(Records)
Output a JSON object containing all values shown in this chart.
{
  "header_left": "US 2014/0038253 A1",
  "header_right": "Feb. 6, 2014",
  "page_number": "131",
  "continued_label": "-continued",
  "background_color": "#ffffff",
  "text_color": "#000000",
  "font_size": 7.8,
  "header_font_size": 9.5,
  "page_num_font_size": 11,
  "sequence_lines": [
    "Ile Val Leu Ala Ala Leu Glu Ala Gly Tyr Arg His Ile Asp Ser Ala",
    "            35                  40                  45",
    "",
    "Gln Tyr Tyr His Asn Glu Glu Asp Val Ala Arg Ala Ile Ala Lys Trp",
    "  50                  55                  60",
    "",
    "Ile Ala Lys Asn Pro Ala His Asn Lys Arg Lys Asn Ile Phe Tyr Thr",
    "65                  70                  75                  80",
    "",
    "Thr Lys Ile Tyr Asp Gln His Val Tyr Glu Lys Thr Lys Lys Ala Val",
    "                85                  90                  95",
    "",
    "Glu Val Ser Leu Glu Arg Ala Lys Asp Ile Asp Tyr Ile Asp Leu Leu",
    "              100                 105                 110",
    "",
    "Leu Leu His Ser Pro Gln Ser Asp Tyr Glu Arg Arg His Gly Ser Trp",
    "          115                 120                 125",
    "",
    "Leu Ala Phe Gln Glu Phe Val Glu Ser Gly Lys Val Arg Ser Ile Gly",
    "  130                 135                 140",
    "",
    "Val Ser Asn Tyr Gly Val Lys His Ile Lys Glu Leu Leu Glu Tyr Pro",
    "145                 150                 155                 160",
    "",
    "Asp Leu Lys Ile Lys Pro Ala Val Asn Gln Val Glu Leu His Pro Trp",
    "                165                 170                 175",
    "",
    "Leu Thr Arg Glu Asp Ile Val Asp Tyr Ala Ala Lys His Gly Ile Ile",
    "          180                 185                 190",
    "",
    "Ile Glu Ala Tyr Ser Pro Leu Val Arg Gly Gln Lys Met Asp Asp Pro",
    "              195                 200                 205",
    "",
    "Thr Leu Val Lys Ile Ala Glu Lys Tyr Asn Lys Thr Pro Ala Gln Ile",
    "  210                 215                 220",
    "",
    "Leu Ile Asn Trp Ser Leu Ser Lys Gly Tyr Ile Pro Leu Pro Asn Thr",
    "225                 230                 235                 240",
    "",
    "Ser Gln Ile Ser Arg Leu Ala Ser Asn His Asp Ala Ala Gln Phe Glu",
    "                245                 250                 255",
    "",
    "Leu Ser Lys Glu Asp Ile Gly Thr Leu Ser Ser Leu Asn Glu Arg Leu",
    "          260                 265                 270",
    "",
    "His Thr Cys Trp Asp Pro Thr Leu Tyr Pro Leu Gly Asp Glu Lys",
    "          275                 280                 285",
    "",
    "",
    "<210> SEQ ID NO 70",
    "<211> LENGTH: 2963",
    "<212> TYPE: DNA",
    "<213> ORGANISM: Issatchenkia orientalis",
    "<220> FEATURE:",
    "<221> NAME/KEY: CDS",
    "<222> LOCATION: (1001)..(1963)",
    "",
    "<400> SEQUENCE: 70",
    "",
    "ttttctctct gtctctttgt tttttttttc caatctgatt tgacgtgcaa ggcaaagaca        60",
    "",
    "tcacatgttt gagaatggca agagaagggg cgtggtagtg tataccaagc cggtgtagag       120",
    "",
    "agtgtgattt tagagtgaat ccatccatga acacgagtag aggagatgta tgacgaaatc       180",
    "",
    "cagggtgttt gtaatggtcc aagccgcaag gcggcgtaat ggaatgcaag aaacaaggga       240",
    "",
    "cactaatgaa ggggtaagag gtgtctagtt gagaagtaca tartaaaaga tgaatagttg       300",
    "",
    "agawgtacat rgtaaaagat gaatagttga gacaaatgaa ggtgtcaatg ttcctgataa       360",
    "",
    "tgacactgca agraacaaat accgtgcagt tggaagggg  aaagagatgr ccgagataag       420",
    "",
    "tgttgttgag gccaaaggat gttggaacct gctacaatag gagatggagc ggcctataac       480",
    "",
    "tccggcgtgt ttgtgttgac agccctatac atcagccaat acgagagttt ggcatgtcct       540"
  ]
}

:: The problem ::
Write out every line of the records exactly.

:: Correct output ::
Output a JSON object containing all values shown in this chart.
{
  "header_left": "US 2014/0038253 A1",
  "header_right": "Feb. 6, 2014",
  "page_number": "131",
  "continued_label": "-continued",
  "background_color": "#ffffff",
  "text_color": "#000000",
  "font_size": 7.8,
  "header_font_size": 9.5,
  "page_num_font_size": 11,
  "sequence_lines": [
    "Ile Val Leu Ala Ala Leu Glu Ala Gly Tyr Arg His Ile Asp Ser Ala",
    "            35                  40                  45",
    "",
    "Gln Tyr Tyr His Asn Glu Glu Asp Val Ala Arg Ala Ile Ala Lys Trp",
    "  50                  55                  60",
    "",
    "Ile Ala Lys Asn Pro Ala His Asn Lys Arg Lys Asn Ile Phe Tyr Thr",
    "65                  70                  75                  80",
    "",
    "Thr Lys Ile Tyr Asp Gln His Val Tyr Glu Lys Thr Lys Lys Ala Val",
    "                85                  90                  95",
    "",
    "Glu Val Ser Leu Glu Arg Ala Lys Asp Ile Asp Tyr Ile Asp Leu Leu",
    "              100                 105                 110",
    "",
    "Leu Leu His Ser Pro Gln Ser Asp Tyr Glu Arg Arg His Gly Ser Trp",
    "          115                 120                 125",
    "",
    "Leu Ala Phe Gln Glu Phe Val Glu Ser Gly Lys Val Arg Ser Ile Gly",
    "  130                 135                 140",
    "",
    "Val Ser Asn Tyr Gly Val Lys His Ile Lys Glu Leu Leu Glu Tyr Pro",
    "145                 150                 155                 160",
    "",
    "Asp Leu Lys Ile Lys Pro Ala Val Asn Gln Val Glu Leu His Pro Trp",
    "                165                 170                 175",
    "",
    "Leu Thr Arg Glu Asp Ile Val Asp Tyr Ala Ala Lys His Gly Ile Ile",
    "          180                 185                 190",
    "",
    "Ile Glu Ala Tyr Ser Pro Leu Val Arg Gly Gln Lys Met Asp Asp Pro",
    "              195                 200                 205",
    "",
    "Thr Leu Val Lys Ile Ala Glu Lys Tyr Asn Lys Thr Pro Ala Gln Ile",
    "  210                 215                 220",
    "",
    "Leu Ile Asn Trp Ser Leu Ser Lys Gly Tyr Ile Pro Leu Pro Asn Thr",
    "225                 230                 235                 240",
    "",
    "Ser Gln Ile Ser Arg Leu Ala Ser Asn His Asp Ala Ala Gln Phe Glu",
    "                245                 250                 255",
    "",
    "Leu Ser Lys Glu Asp Ile Gly Thr Leu Ser Ser Leu Asn Glu Arg Leu",
    "          260                 265                 270",
    "",
    "His Thr Cys Trp Asp Pro Thr Leu Tyr Pro Leu Gly Asp Glu Lys",
    "          275                 280                 285",
    "",
    "",
    "<210> SEQ ID NO 70",
    "<211> LENGTH: 2963",
    "<212> TYPE: DNA",
    "<213> ORGANISM: Issatchenkia orientalis",
    "<220> FEATURE:",
    "<221> NAME/KEY: CDS",
    "<222> LOCATION: (1001)..(1963)",
    "",
    "<400> SEQUENCE: 70",
    "",
    "ttttctctct gtctctttgt tttttttttc caatctgatt tgacgtgcaa ggcaaagaca        60",
    "",
    "tcacatgttt gagaatggca agagaagggg cgtggtagtg tataccaagc cggtgtagag       120",
    "",
    "agtgtgattt tagagtgaat ccatccatga acacgagtag aggagatgta tgacgaaatc       180",
    "",
    "cagggtgttt gtaatggtcc aagccgcaag gcggcgtaat ggaatgcaag aaacaaggga       240",
    "",
    "cactaatgaa ggggtaagag gtgtctagtt gagaagtaca tartaaaaga tgaatagttg       300",
    "",
    "agawgtacat rgtaaaagat gaatagttga gacaaatgaa ggtgtcaatg ttcctgataa       360",
    "",
    "tgacactgca agraacaaat accgtgcagt tggaagggg  aaagagatgr ccgagataag       420",
    "",
    "tgttgttgag gccaaaggat gttggaacct gctacaatag gagatggagc ggcctataac       480",
    "",
    "tccggcgtgt ttgtgttgac agccctatac atcagccaat acgagagttt ggcatgtcct       540"
  ]
}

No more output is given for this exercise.